→ YOUR TASK
Each entry below should be returned exactly as is, with the pictures removed.

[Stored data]

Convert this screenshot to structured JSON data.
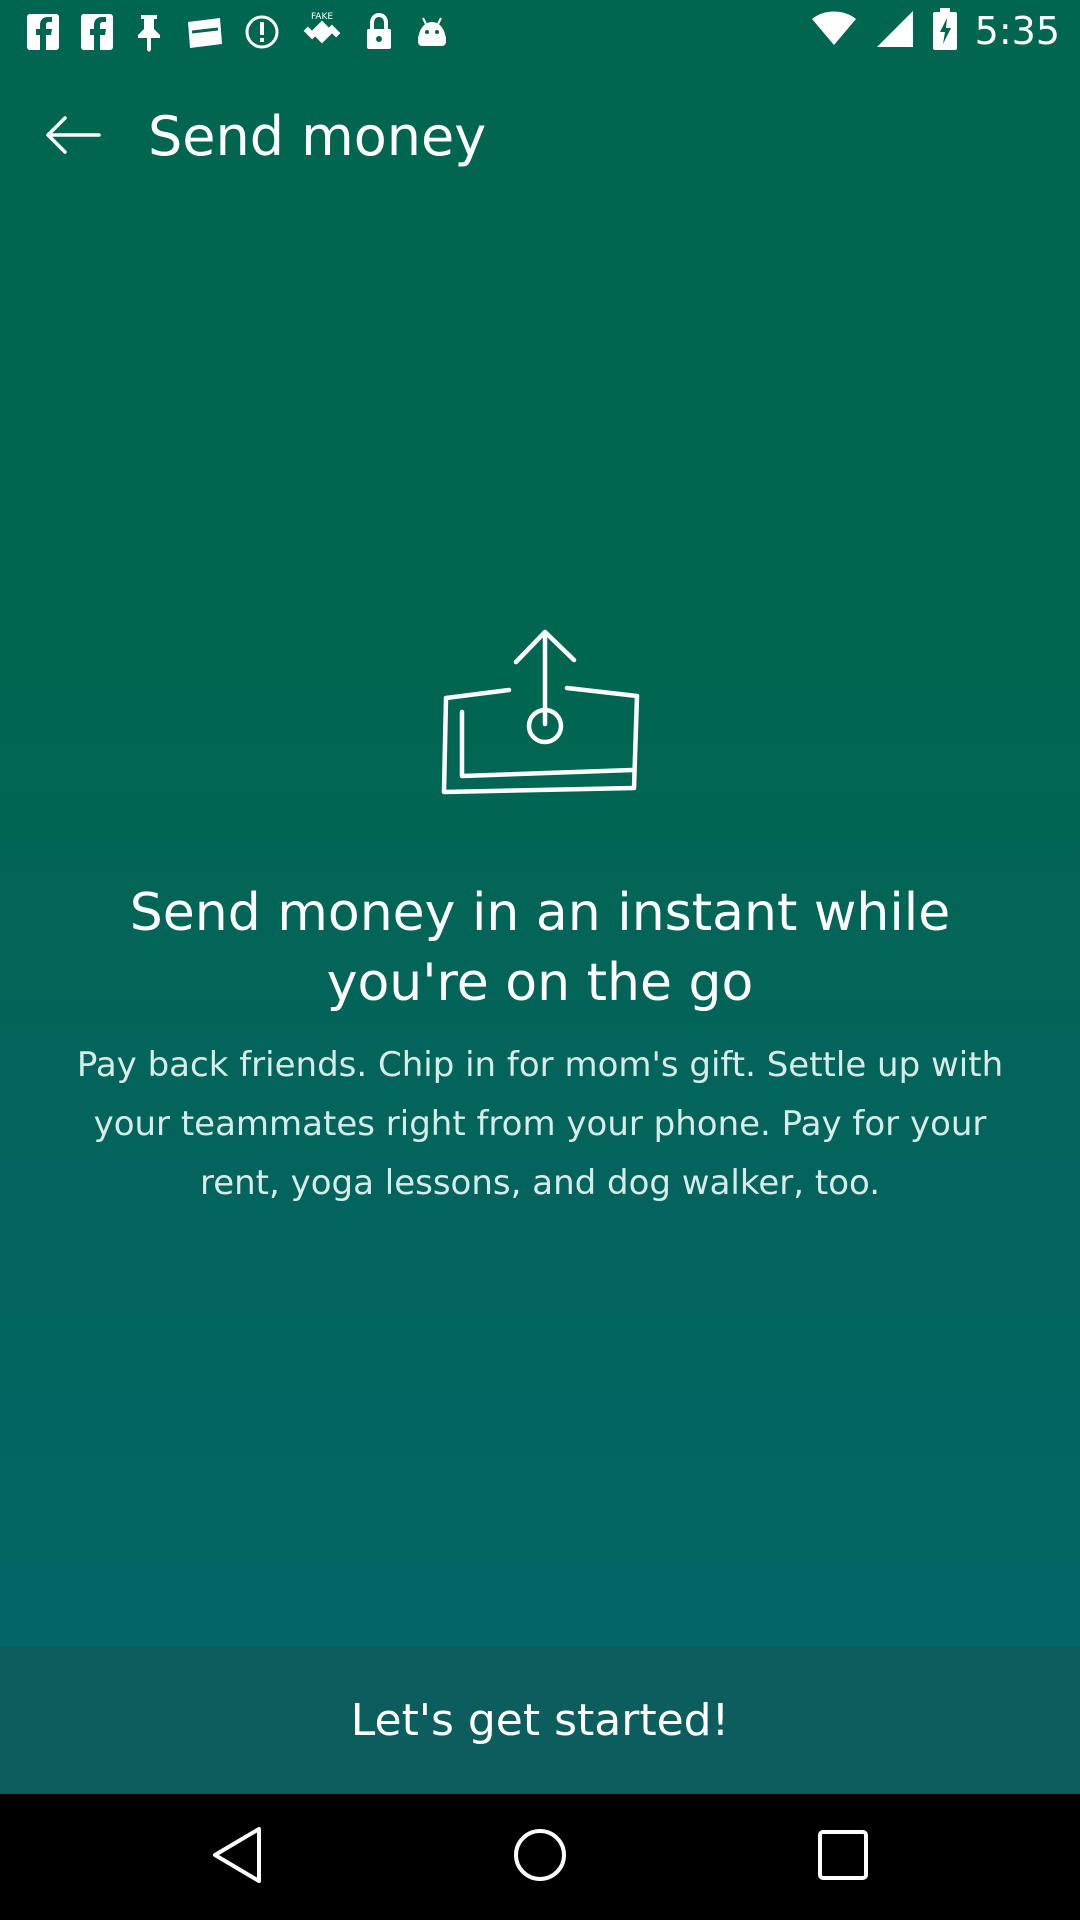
{
  "status_bar": {
    "time": "5:35",
    "left_icons": [
      "facebook-icon",
      "facebook-icon",
      "pin-icon",
      "inbox-icon",
      "alert-circle-icon",
      "fake-gps-icon",
      "lock-icon",
      "android-icon"
    ],
    "right_icons": [
      "wifi-icon",
      "signal-icon",
      "battery-icon"
    ]
  },
  "app_bar": {
    "title": "Send money",
    "back_icon": "arrow-left-icon"
  },
  "hero": {
    "illustration_icon": "send-money-icon",
    "headline": "Send money in an instant while you're on the go",
    "description": "Pay back friends. Chip in for mom's gift. Settle up with your teammates right from your phone. Pay for your rent, yoga lessons, and dog walker, too."
  },
  "cta": {
    "label": "Let's get started!"
  },
  "nav_bar": {
    "icons": [
      "back-triangle-icon",
      "home-circle-icon",
      "recents-square-icon"
    ]
  },
  "colors": {
    "background_top": "#006650",
    "background_bottom": "#036767",
    "cta_background": "#0b5e5d",
    "text_primary": "#ffffff",
    "nav_background": "#000000"
  }
}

→ TASK RESULT
Convert this screenshot to structured JSON data.
{
  "status_bar": {
    "time": "5:35",
    "left_icons": [
      "facebook-icon",
      "facebook-icon",
      "pin-icon",
      "inbox-icon",
      "alert-circle-icon",
      "fake-gps-icon",
      "lock-icon",
      "android-icon"
    ],
    "right_icons": [
      "wifi-icon",
      "signal-icon",
      "battery-icon"
    ]
  },
  "app_bar": {
    "title": "Send money",
    "back_icon": "arrow-left-icon"
  },
  "hero": {
    "illustration_icon": "send-money-icon",
    "headline": "Send money in an instant while you're on the go",
    "description": "Pay back friends. Chip in for mom's gift. Settle up with your teammates right from your phone. Pay for your rent, yoga lessons, and dog walker, too."
  },
  "cta": {
    "label": "Let's get started!"
  },
  "nav_bar": {
    "icons": [
      "back-triangle-icon",
      "home-circle-icon",
      "recents-square-icon"
    ]
  },
  "colors": {
    "background_top": "#006650",
    "background_bottom": "#036767",
    "cta_background": "#0b5e5d",
    "text_primary": "#ffffff",
    "nav_background": "#000000"
  }
}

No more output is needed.